• **Exercise details**
Edit the records from their first line through the line that contains "cause-cell: Trinkwarmwassertemperatur zu", replacing every "remedy-item" with "remedy-entry" and leaving all else unchanged, then give back only those lines.

## START Input records

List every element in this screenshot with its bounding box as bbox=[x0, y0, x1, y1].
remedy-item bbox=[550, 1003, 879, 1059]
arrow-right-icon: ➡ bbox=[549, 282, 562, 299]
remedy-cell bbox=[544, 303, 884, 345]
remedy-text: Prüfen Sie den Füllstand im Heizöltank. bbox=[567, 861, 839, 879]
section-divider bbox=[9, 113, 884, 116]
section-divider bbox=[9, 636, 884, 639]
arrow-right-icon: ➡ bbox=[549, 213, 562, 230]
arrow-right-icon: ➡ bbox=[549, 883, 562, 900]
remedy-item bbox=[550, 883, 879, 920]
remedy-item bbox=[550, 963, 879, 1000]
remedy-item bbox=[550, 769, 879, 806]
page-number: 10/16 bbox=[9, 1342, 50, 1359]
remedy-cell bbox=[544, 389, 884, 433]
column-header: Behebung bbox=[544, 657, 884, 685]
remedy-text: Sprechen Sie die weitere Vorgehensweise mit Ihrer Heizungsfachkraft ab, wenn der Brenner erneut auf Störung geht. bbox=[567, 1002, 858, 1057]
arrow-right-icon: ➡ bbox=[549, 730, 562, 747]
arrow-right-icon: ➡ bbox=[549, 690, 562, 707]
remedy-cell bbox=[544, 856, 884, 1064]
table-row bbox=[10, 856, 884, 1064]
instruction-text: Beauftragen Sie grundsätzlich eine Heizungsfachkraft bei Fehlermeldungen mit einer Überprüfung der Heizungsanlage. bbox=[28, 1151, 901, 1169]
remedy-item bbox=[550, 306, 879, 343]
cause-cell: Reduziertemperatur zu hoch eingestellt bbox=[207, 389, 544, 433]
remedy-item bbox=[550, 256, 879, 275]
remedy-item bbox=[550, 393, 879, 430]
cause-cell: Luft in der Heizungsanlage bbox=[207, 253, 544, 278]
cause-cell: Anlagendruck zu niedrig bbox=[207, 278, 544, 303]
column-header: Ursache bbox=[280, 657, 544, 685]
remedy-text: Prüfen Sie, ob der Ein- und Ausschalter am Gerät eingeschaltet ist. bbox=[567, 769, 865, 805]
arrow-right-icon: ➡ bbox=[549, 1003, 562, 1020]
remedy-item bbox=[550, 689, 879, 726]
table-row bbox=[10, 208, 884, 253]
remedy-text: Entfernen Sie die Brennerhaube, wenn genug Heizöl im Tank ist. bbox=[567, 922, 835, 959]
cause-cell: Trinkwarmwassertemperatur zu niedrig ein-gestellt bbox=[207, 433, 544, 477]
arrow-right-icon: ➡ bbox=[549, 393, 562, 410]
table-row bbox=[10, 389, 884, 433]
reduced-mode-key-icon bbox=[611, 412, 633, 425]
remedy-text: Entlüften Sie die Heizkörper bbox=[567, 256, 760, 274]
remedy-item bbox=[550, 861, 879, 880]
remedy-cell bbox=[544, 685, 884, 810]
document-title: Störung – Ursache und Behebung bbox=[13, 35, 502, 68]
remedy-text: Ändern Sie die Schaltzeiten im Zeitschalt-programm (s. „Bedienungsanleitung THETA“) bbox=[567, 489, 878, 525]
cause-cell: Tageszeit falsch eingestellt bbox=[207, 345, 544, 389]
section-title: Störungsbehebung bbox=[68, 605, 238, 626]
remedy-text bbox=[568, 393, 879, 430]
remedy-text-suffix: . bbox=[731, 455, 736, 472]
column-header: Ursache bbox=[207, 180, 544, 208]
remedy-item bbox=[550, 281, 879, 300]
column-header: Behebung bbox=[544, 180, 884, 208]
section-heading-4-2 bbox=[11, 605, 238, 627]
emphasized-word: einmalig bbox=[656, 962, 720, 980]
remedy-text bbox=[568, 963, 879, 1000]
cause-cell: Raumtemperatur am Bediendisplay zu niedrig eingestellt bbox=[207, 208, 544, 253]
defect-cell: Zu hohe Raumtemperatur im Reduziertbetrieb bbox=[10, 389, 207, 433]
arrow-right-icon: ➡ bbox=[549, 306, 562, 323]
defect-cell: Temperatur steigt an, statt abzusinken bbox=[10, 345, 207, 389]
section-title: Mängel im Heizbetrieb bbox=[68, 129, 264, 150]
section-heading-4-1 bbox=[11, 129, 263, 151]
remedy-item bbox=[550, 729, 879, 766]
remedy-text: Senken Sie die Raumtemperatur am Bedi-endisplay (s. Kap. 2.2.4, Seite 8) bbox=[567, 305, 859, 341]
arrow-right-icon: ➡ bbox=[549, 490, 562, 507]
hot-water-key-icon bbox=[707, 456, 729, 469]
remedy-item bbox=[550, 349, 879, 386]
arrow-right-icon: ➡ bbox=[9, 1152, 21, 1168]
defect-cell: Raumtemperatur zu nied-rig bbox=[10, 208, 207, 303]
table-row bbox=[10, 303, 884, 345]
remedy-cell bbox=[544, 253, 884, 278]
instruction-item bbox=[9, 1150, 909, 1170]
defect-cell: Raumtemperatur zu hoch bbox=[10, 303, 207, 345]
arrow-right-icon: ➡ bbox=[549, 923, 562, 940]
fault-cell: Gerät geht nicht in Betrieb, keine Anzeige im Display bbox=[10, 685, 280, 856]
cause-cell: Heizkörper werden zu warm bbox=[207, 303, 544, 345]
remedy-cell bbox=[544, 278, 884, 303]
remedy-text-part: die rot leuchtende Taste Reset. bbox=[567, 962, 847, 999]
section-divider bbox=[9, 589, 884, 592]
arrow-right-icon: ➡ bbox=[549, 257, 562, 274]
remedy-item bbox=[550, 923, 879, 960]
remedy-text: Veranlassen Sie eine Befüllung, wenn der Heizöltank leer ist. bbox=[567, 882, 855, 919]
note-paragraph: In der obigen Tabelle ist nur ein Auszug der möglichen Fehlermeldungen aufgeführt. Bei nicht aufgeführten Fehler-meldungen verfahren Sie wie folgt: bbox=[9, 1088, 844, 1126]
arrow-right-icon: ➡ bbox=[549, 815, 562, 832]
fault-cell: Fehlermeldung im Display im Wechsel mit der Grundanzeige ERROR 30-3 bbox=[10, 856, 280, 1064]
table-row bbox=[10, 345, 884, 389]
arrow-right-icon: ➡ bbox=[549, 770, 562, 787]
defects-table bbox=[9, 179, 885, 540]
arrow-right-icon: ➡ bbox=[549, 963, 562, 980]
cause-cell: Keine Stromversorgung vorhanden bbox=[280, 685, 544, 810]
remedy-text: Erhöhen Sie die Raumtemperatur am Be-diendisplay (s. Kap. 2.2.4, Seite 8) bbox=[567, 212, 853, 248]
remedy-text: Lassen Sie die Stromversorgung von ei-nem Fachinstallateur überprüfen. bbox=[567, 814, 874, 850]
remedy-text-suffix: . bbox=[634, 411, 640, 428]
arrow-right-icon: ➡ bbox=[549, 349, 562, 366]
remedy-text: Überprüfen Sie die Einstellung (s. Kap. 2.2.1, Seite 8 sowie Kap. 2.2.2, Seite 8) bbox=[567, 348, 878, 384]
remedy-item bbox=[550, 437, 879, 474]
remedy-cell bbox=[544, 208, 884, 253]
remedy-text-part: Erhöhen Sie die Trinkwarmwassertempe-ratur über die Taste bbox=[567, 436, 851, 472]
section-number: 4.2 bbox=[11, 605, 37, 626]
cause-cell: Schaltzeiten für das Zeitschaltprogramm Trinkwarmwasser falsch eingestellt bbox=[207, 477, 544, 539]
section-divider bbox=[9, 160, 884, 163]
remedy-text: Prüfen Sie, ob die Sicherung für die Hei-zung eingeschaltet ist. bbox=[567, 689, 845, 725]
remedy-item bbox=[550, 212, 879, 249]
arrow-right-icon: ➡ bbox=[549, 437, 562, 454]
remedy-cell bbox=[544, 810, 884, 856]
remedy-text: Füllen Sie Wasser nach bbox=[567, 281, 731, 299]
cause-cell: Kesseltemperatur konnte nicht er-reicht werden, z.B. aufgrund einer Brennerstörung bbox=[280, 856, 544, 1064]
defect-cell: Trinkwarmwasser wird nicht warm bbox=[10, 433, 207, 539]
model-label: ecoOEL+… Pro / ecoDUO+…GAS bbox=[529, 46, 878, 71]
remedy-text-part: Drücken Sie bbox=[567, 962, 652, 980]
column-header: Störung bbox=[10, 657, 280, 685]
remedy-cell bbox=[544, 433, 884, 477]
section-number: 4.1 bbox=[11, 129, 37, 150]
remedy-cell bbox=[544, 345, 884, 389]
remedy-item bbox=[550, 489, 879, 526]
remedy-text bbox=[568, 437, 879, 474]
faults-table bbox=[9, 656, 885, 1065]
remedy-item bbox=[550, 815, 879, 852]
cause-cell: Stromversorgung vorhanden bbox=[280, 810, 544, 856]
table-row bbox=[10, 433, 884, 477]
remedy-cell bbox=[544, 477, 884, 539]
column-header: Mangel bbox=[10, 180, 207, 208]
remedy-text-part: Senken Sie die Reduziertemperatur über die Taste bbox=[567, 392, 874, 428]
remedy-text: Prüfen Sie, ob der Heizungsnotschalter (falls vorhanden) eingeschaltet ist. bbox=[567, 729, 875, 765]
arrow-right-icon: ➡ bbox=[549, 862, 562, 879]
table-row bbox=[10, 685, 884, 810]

## END Input records

• **Task result**
List every element in this screenshot with its bounding box as bbox=[x0, y0, x1, y1].
remedy-entry bbox=[550, 1003, 879, 1059]
arrow-right-icon: ➡ bbox=[549, 282, 562, 299]
remedy-cell bbox=[544, 303, 884, 345]
remedy-text: Prüfen Sie den Füllstand im Heizöltank. bbox=[567, 861, 839, 879]
section-divider bbox=[9, 113, 884, 116]
section-divider bbox=[9, 636, 884, 639]
arrow-right-icon: ➡ bbox=[549, 213, 562, 230]
arrow-right-icon: ➡ bbox=[549, 883, 562, 900]
remedy-entry bbox=[550, 883, 879, 920]
remedy-entry bbox=[550, 963, 879, 1000]
remedy-entry bbox=[550, 769, 879, 806]
page-number: 10/16 bbox=[9, 1342, 50, 1359]
remedy-cell bbox=[544, 389, 884, 433]
column-header: Behebung bbox=[544, 657, 884, 685]
remedy-text: Sprechen Sie die weitere Vorgehensweise mit Ihrer Heizungsfachkraft ab, wenn der Brenner erneut auf Störung geht. bbox=[567, 1002, 858, 1057]
arrow-right-icon: ➡ bbox=[549, 730, 562, 747]
arrow-right-icon: ➡ bbox=[549, 690, 562, 707]
remedy-cell bbox=[544, 856, 884, 1064]
table-row bbox=[10, 856, 884, 1064]
instruction-text: Beauftragen Sie grundsätzlich eine Heizungsfachkraft bei Fehlermeldungen mit einer Überprüfung der Heizungsanlage. bbox=[28, 1151, 901, 1169]
remedy-entry bbox=[550, 306, 879, 343]
cause-cell: Reduziertemperatur zu hoch eingestellt bbox=[207, 389, 544, 433]
remedy-entry bbox=[550, 256, 879, 275]
remedy-entry bbox=[550, 393, 879, 430]
cause-cell: Luft in der Heizungsanlage bbox=[207, 253, 544, 278]
cause-cell: Anlagendruck zu niedrig bbox=[207, 278, 544, 303]
column-header: Ursache bbox=[280, 657, 544, 685]
remedy-text: Prüfen Sie, ob der Ein- und Ausschalter am Gerät eingeschaltet ist. bbox=[567, 769, 865, 805]
arrow-right-icon: ➡ bbox=[549, 1003, 562, 1020]
remedy-entry bbox=[550, 689, 879, 726]
table-row bbox=[10, 208, 884, 253]
remedy-text: Entfernen Sie die Brennerhaube, wenn genug Heizöl im Tank ist. bbox=[567, 922, 835, 959]
cause-cell: Trinkwarmwassertemperatur zu niedrig ein-gestellt bbox=[207, 433, 544, 477]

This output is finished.